Collected data entries:
+++

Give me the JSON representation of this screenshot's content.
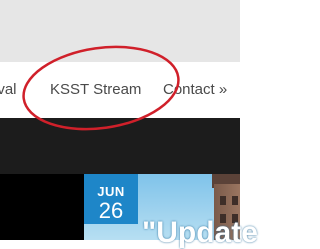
{
  "nav": {
    "items": [
      {
        "label": "ival"
      },
      {
        "label": "KSST Stream"
      },
      {
        "label": "Contact »"
      }
    ]
  },
  "post": {
    "month": "JUN",
    "day": "26",
    "headline": "\"Update"
  },
  "colors": {
    "top_bar": "#e6e6e6",
    "nav_text": "#4a4a4a",
    "dark_bar": "#1c1c1c",
    "date_badge": "#1e86c8",
    "annotation_ellipse": "#d0202a"
  }
}
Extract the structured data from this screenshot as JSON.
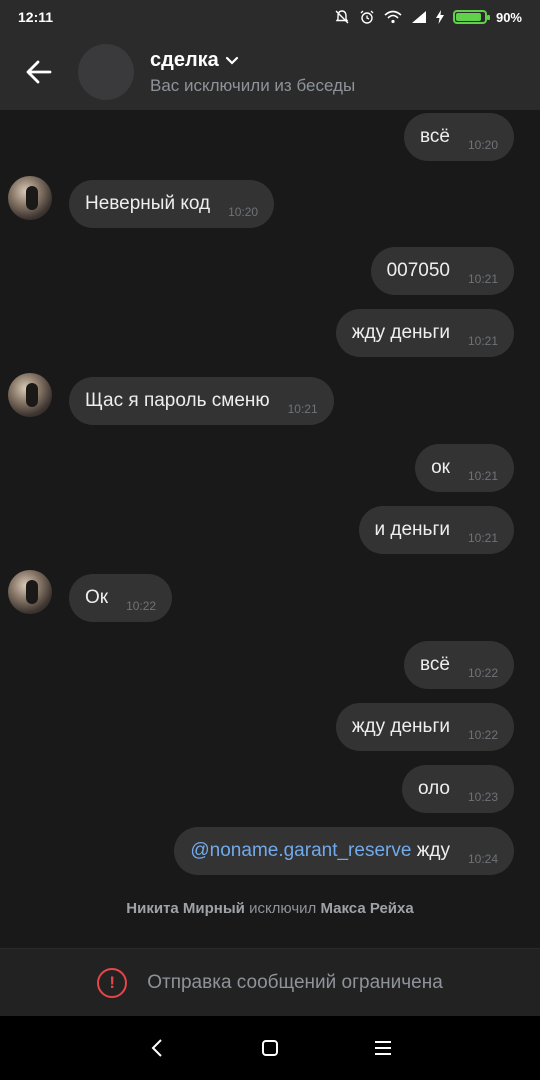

+++

§ **EXERCISE**
Output the data exactly. Pictures don't belong in the result.

§ **RESPONSE TO THE EXERCISE**
Give me the JSON representation of this screenshot's content.
{
  "nav": {
    "items": [
      {
        "label": "ival"
      },
      {
        "label": "KSST Stream"
      },
      {
        "label": "Contact »"
      }
    ]
  },
  "post": {
    "month": "JUN",
    "day": "26",
    "headline": "\"Update"
  },
  "colors": {
    "top_bar": "#e6e6e6",
    "nav_text": "#4a4a4a",
    "dark_bar": "#1c1c1c",
    "date_badge": "#1e86c8",
    "annotation_ellipse": "#d0202a"
  }
}
Extract the structured data from this screenshot as JSON.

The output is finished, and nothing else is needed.